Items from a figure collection
--- START ---

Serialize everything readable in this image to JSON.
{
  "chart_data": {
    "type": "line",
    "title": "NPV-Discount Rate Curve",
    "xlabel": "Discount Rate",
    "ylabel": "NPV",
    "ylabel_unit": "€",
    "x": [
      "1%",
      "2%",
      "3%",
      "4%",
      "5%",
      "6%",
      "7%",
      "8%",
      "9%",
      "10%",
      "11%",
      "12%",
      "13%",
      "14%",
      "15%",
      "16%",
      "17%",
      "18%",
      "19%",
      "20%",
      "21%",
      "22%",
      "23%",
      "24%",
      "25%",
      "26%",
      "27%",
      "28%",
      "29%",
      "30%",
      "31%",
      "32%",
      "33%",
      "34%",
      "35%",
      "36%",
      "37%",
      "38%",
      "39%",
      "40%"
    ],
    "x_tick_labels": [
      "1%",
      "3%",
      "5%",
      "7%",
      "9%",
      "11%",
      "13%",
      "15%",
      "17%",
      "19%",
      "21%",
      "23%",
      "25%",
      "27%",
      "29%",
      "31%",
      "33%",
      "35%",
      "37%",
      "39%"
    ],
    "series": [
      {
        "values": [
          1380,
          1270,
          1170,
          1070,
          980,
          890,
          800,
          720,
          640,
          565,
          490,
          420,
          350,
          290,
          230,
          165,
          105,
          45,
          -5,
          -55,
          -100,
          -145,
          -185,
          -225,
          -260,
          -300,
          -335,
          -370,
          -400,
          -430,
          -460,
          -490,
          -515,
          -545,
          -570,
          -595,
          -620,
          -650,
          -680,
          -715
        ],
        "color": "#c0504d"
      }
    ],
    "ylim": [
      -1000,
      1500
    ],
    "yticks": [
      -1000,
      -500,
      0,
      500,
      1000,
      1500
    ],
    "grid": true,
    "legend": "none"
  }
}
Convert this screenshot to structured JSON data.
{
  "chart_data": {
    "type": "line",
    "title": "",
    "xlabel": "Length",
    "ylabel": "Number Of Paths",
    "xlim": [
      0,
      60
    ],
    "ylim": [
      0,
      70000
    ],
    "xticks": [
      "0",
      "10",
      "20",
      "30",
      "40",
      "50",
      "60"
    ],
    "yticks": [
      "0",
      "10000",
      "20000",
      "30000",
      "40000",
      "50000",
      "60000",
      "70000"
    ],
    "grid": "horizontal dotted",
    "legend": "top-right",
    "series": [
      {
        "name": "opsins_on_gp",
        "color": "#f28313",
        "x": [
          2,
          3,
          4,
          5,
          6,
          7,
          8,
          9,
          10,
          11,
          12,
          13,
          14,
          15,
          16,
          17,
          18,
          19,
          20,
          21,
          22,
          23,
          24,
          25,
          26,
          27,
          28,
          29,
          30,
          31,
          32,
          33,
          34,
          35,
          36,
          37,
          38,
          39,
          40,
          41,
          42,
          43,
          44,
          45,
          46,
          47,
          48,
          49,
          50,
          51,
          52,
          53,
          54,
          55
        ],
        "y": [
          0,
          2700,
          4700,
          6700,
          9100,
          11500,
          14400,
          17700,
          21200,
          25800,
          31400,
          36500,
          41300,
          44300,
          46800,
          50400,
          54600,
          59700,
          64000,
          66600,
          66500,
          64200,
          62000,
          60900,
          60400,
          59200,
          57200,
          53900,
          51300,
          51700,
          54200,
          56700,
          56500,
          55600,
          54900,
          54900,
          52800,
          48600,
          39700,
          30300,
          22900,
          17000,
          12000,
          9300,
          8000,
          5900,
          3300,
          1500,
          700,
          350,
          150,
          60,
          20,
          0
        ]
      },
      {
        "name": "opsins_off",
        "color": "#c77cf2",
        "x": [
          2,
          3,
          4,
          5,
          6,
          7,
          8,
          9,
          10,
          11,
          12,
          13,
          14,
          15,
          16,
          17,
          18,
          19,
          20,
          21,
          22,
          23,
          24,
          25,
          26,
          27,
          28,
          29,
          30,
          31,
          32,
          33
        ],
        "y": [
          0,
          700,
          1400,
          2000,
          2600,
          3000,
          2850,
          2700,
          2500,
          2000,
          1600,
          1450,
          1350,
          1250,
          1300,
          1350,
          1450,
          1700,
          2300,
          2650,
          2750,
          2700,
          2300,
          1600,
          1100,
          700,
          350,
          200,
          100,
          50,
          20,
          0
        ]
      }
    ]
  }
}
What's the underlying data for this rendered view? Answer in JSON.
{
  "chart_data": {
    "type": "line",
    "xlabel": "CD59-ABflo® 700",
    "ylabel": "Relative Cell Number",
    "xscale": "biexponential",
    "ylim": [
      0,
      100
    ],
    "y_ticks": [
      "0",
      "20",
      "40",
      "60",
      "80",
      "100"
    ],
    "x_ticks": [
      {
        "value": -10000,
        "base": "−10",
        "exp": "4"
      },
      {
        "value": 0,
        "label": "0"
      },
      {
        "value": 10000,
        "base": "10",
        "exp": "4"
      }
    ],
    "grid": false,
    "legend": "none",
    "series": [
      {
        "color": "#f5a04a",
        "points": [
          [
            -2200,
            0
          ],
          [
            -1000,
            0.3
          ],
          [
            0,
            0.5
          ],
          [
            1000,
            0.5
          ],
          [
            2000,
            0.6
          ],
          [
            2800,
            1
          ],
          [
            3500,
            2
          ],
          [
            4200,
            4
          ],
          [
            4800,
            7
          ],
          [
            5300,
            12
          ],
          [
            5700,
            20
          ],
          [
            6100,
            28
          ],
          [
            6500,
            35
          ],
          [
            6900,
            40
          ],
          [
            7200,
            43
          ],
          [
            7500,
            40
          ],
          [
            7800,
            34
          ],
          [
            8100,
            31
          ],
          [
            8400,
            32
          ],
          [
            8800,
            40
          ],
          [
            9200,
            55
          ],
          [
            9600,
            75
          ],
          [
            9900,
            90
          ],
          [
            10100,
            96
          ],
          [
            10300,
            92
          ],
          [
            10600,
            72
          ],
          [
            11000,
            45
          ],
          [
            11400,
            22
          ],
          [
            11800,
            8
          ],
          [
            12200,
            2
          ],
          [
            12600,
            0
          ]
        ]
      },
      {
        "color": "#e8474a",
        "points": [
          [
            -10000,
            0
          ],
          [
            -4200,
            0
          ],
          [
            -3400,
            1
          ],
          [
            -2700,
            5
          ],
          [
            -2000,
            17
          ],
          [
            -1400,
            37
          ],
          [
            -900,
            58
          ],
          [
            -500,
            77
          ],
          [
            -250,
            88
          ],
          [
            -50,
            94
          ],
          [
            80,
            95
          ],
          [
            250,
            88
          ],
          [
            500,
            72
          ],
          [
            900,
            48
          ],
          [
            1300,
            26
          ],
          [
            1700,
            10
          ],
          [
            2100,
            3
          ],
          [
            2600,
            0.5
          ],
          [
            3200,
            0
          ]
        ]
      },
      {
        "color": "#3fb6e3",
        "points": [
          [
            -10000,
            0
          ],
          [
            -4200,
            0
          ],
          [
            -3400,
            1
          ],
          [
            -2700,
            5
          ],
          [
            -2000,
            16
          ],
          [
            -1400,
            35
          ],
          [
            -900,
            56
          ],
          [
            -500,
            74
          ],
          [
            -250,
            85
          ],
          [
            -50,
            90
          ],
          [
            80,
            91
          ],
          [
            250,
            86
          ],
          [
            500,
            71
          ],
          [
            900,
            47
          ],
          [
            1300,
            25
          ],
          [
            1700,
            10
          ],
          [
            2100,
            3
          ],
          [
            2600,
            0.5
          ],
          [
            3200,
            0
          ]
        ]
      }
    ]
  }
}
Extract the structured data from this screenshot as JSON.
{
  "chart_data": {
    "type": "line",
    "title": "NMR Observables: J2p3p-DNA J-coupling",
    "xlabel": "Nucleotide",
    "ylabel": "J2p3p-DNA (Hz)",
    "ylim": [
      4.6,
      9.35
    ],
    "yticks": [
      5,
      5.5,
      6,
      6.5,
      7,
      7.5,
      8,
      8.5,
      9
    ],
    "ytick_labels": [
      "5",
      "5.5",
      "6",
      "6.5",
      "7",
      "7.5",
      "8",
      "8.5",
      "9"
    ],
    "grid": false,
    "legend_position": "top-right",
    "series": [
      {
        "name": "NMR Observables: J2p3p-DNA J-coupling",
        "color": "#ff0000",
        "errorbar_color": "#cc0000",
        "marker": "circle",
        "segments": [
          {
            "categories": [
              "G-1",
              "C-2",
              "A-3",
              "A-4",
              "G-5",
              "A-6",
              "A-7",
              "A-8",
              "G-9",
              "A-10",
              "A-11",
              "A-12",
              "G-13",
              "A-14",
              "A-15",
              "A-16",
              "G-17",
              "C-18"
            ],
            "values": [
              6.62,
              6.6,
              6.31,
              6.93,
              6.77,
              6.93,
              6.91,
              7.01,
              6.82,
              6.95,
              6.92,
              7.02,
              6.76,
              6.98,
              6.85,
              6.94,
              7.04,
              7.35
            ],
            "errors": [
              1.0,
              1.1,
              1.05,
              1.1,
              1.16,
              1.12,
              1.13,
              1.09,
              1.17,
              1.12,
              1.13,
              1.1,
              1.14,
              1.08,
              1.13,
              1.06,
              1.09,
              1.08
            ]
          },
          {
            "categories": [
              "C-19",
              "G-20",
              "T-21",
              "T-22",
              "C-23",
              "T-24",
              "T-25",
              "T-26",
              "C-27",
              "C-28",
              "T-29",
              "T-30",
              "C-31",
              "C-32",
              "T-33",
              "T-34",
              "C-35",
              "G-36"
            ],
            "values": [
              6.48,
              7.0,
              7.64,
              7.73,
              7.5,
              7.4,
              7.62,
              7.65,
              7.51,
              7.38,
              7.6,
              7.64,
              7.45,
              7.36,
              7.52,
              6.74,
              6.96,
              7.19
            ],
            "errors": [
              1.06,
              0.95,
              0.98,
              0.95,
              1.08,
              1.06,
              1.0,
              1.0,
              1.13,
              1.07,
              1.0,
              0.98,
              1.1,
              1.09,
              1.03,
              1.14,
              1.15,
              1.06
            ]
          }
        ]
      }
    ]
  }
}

--- END ---

- DIRECTIONS FOR THIS TASK:
Determine how many lines in the listing above hold the string "Observables", then write only the number.

- THE OUTPUT:
2